Element position data
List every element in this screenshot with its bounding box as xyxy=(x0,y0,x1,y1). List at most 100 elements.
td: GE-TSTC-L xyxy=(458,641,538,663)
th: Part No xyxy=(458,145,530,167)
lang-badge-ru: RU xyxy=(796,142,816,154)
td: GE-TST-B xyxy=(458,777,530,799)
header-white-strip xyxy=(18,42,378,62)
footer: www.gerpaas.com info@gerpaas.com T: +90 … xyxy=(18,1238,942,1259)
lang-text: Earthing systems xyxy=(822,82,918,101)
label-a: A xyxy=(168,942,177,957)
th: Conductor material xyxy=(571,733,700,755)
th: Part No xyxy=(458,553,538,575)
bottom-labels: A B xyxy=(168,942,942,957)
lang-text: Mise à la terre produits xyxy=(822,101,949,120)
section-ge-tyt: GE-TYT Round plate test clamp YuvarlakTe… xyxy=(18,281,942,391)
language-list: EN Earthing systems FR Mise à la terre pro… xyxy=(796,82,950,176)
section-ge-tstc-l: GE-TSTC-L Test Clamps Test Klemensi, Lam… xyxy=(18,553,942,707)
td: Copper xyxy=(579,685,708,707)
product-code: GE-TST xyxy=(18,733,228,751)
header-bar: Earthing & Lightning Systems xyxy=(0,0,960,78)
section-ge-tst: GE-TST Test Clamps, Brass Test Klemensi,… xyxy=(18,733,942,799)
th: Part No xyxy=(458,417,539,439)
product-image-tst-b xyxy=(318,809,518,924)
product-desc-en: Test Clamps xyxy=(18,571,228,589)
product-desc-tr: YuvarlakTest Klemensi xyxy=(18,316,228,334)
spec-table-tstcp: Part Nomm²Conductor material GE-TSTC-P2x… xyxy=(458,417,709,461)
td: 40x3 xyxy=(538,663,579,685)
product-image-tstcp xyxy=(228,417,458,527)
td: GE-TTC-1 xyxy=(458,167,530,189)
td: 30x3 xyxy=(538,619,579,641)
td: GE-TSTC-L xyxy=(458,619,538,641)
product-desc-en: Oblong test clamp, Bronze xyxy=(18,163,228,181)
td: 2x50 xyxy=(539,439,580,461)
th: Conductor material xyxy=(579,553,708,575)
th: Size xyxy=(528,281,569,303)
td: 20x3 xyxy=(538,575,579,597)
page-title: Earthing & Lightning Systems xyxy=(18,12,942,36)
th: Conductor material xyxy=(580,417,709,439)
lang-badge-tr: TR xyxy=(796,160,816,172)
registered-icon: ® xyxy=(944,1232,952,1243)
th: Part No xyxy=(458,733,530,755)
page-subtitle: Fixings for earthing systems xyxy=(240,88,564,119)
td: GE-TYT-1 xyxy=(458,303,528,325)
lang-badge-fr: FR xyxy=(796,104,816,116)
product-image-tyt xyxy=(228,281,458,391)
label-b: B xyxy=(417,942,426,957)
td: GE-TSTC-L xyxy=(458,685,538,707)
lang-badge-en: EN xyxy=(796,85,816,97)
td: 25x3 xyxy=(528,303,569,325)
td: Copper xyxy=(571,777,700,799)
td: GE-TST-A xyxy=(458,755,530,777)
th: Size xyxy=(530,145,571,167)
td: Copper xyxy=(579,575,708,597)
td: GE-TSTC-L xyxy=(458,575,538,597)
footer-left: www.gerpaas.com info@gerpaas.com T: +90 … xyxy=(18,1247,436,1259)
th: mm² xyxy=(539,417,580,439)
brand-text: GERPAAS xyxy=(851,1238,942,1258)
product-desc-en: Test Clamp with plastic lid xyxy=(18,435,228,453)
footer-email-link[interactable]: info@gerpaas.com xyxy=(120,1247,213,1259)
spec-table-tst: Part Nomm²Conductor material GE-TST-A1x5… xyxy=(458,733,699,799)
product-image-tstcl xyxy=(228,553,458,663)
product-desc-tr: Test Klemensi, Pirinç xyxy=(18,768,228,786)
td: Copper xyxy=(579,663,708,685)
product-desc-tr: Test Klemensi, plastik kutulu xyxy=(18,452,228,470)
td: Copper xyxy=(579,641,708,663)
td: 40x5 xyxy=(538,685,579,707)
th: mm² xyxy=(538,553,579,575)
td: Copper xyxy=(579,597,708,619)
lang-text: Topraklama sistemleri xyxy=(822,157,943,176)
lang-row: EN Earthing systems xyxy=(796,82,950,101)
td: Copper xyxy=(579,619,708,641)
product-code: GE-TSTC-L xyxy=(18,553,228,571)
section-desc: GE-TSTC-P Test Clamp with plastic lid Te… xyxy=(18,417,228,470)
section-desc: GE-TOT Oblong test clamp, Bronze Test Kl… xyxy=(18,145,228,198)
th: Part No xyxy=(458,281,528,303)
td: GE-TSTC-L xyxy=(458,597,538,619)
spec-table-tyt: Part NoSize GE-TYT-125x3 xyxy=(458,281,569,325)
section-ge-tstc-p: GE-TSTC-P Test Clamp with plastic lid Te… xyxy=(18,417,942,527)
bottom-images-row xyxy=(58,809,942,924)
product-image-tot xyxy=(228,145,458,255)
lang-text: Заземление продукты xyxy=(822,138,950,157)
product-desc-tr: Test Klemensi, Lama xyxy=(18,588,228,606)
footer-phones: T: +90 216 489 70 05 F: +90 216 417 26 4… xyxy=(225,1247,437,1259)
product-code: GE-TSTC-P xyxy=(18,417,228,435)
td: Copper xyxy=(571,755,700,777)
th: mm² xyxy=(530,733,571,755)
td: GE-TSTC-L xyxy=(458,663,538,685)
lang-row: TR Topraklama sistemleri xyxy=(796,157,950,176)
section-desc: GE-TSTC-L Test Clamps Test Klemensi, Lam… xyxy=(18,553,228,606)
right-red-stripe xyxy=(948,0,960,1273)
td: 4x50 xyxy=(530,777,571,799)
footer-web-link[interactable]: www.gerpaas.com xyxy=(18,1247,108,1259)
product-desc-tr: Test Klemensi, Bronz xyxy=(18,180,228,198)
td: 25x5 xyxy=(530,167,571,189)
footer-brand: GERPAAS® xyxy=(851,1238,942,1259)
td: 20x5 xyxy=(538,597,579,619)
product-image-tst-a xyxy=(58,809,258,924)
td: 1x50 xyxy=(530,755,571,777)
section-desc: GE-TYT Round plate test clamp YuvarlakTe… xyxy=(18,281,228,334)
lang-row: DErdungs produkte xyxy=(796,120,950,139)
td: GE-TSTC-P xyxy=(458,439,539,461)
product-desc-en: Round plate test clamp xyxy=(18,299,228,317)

**Task**: Return every line of the data above that contains the string "plate".

**Full response**:
section-ge-tyt: GE-TYT Round plate test clamp YuvarlakTe… xyxy=(18,281,942,391)
section-desc: GE-TYT Round plate test clamp YuvarlakTe… xyxy=(18,281,228,334)
product-desc-en: Round plate test clamp xyxy=(18,299,228,317)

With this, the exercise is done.